>> Start Selected passage

Jeanne Champion (born 25 June 1931, near Lons-le-Saunier) is a French painter and historical novelist.

Biography 
Jeanne Champion, born in a peasant environment, is largely self-taught. An artist-painter since 1956, she has produced many works in her two fields of activity. In painting, often unsatisfied, she destroyed many of her creations but she left some 200 paintings and a good number of engravings.

Honours 
A writer since 1961, Champion was awarded the Prix Goncourt de la biographie in 1984 for her fictionalized biography of Suzanne Valadon, translated into several languages.

She was also given the Grand Prix du roman de la Société des gens de lettres (1980) for her novel Les frères Montaurian, the Prix de l'Événement du jeudi (1986) for le Bunker and the Prix des écrivains croyants (1990) for her documentary book Mémoires en exil.

In 1982, she was awarded the Prix Alice-Louis Bartoux of the Académie française.

She was elevated to the rank of officier of the Ordre des Arts et des Lettres in 2001.

Works

Literature 
 1967: Le Cri, novel, Éditions Julliard.

>> End Selected passage
>> Start Material supplied

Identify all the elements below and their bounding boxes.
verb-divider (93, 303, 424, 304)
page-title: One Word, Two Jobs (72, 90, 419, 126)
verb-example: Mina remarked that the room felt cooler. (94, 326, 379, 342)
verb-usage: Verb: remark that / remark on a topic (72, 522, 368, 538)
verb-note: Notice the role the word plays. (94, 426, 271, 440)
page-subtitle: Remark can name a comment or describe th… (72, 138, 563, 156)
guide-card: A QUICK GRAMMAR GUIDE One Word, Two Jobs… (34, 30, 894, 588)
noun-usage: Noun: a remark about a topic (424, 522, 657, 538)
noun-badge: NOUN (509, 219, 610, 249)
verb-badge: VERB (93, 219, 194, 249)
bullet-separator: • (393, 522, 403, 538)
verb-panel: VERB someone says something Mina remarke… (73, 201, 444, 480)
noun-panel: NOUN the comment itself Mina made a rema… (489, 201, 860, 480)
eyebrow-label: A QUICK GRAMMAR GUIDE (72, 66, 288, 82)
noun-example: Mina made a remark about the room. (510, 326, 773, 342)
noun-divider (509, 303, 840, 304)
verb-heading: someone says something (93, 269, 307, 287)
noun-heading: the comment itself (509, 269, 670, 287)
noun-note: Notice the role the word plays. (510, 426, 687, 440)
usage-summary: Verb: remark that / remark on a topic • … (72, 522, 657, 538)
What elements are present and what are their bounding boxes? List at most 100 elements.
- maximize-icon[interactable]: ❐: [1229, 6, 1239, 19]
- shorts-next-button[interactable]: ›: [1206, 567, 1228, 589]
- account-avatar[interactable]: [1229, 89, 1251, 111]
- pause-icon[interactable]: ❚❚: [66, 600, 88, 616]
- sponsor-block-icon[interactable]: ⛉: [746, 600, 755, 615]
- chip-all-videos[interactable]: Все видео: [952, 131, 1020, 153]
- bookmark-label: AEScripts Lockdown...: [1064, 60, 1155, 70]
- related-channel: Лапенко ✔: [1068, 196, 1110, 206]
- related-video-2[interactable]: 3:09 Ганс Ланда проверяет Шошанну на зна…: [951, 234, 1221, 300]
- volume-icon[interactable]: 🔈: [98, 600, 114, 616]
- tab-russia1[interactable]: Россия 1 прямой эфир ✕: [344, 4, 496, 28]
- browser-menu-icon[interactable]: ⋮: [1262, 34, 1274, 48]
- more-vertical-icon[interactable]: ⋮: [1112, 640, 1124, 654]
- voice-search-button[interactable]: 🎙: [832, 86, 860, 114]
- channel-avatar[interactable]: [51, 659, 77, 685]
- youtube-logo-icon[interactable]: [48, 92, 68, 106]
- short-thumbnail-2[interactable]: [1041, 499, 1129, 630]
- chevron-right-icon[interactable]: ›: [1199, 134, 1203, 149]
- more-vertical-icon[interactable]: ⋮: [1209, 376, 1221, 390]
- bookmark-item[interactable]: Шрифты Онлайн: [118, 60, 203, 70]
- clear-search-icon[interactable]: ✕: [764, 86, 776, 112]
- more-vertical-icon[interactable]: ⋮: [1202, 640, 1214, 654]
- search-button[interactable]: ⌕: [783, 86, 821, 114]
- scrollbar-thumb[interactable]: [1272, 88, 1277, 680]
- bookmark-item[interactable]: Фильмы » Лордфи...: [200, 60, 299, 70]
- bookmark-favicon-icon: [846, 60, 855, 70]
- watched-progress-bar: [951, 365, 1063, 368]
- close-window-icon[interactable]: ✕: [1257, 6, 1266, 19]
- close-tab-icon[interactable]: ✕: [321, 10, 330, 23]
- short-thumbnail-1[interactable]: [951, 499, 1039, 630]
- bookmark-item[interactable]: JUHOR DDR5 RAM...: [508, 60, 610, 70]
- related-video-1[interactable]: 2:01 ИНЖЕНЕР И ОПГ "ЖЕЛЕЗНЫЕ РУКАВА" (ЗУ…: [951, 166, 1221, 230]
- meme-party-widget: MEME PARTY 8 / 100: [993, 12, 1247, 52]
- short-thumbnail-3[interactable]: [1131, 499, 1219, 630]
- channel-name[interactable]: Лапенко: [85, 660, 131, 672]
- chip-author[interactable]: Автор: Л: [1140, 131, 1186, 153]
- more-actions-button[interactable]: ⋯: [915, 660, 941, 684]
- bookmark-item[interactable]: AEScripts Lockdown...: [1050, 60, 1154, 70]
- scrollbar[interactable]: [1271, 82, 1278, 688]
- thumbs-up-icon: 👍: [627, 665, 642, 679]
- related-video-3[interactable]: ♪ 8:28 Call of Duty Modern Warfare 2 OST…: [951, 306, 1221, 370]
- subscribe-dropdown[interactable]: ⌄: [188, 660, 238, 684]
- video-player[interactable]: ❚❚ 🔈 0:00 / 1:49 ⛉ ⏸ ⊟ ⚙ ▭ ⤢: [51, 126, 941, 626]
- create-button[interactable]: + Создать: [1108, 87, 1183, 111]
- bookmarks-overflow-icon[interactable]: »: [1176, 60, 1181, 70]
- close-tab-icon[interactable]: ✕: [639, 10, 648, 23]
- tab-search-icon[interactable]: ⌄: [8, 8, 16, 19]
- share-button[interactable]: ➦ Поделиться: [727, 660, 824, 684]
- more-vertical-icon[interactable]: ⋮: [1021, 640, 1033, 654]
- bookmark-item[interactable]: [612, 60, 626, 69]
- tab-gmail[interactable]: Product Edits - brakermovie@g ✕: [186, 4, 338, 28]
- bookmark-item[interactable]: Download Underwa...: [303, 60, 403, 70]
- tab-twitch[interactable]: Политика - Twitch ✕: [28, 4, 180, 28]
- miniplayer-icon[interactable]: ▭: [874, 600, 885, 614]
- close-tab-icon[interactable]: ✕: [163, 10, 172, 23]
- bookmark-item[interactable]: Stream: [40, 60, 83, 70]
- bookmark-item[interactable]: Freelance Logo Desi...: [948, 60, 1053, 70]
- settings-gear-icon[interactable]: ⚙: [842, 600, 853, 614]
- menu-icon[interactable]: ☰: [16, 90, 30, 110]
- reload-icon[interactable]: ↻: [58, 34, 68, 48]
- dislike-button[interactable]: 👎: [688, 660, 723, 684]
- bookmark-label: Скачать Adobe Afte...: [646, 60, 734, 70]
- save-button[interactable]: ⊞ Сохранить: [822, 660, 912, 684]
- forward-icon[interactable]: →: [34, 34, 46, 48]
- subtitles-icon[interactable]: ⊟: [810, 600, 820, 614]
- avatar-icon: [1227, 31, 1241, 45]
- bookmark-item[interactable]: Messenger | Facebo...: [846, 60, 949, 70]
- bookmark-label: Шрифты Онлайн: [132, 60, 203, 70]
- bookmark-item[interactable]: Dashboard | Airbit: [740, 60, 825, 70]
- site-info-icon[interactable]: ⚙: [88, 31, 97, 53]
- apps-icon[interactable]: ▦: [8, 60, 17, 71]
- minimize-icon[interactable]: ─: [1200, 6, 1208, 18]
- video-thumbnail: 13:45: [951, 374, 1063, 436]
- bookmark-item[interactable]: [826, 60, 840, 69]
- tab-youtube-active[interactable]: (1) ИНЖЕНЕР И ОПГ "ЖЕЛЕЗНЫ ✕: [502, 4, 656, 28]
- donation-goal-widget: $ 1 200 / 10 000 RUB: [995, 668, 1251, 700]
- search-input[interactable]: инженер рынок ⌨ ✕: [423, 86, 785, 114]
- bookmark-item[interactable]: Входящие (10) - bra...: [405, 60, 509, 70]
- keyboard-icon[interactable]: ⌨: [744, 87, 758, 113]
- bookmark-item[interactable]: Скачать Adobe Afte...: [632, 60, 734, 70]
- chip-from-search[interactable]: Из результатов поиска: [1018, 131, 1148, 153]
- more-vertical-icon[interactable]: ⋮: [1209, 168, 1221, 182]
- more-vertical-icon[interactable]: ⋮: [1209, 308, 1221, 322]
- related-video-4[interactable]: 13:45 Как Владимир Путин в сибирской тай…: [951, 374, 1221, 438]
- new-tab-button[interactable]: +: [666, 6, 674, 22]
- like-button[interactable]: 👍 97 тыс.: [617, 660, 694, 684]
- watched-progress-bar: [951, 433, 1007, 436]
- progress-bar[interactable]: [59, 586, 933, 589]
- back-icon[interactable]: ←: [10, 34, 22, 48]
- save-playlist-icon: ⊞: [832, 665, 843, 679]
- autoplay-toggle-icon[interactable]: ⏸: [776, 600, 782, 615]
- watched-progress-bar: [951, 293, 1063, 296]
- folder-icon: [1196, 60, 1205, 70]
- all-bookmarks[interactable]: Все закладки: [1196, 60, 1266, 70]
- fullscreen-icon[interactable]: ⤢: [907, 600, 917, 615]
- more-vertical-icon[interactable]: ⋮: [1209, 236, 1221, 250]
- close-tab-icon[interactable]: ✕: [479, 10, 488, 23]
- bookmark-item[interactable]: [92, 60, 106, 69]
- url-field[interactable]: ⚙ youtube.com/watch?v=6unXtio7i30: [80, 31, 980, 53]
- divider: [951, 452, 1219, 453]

>> End Material supplied

[Exercise 1]:
Please repeat the passage on Jeanne Champion word for word, from "She was also" up to and including "novel, Éditions Julliard.".
[Exercise 2]:
In the passage on Jeanne Champion, what award did she receive in 1984, and for which book?
[Exercise 3]:
Decide whether each statement agrees with the passage on Jeanne Champion. Answer yes or no and quote the deciding words.
(a) Champion has worked as a painter since 1956.
(b) Champion kept every painting she made.
(c) Champion became an officier of the Ordre des Arts et des Lettres in 1982.

[Task response 1]:
She was also given the Grand Prix du roman de la Société des gens de lettres (1980) for her novel Les frères Montaurian, the Prix de l'Événement du jeudi (1986) for le Bunker and the Prix des écrivains croyants (1990) for her documentary book Mémoires en exil.

In 1982, she was awarded the Prix Alice-Louis Bartoux of the Académie française.

She was elevated to the rank of officier of the Ordre des Arts et des Lettres in 2001.

Works

Literature 
 1967: Le Cri, novel, Éditions Julliard.

[Task response 2]:
She received the Prix Goncourt de la biographie for her fictionalized biography of Suzanne Valadon.

[Task response 3]:
(a) Yes: "An artist-painter since 1956"
(b) No: "she destroyed many of her creations"
(c) No: "She was elevated to the rank of officier of the Ordre des Arts et des Lettres in 2001."